----- Stored data

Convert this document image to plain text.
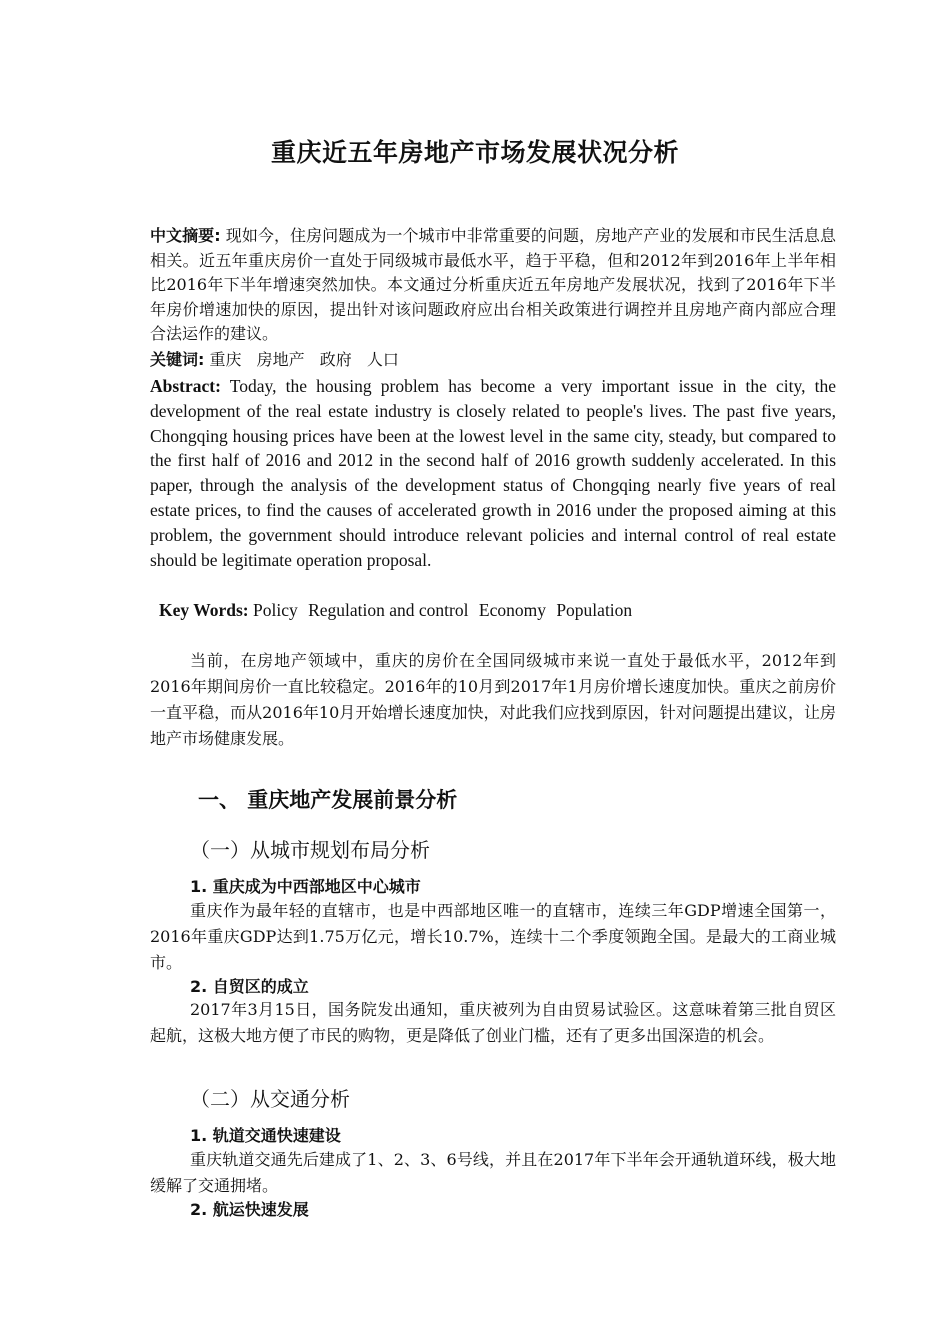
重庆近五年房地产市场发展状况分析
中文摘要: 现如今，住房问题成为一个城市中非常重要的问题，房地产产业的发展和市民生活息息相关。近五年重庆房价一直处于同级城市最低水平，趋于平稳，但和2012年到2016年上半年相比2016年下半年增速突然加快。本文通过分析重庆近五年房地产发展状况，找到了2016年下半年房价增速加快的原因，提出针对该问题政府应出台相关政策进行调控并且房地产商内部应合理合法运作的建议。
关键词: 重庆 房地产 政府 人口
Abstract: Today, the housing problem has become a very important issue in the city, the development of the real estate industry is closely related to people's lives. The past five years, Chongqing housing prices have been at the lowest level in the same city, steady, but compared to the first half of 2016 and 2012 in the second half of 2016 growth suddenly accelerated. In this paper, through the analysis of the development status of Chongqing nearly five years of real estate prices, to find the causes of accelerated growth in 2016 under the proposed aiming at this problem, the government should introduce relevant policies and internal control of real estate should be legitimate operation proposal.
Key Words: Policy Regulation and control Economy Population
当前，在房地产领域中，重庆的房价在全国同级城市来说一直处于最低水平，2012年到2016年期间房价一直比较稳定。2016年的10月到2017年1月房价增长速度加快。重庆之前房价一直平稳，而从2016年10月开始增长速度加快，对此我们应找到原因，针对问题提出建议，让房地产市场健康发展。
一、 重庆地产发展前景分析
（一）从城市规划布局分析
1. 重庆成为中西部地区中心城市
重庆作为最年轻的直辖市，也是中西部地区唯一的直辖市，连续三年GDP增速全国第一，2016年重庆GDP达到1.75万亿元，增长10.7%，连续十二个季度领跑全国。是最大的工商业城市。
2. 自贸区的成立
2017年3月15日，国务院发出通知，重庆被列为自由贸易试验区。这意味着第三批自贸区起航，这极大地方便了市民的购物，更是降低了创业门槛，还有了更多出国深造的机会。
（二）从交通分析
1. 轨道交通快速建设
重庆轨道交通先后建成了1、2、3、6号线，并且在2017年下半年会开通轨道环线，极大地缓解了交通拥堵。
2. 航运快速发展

----------

What to work on: Show the lines that mention the word "control".

Answer:
Abstract: Today, the housing problem has become a very important issue in the city, the development of the real estate industry is closely related to people's lives. The past five years, Chongqing housing prices have been at the lowest level in the same city, steady, but compared to the first half of 2016 and 2012 in the second half of 2016 growth suddenly accelerated. In this paper, through the analysis of the development status of Chongqing nearly five years of real estate prices, to find the causes of accelerated growth in 2016 under the proposed aiming at this problem, the government should introduce relevant policies and internal control of real estate should be legitimate operation proposal.
Key Words: Policy Regulation and control Economy Population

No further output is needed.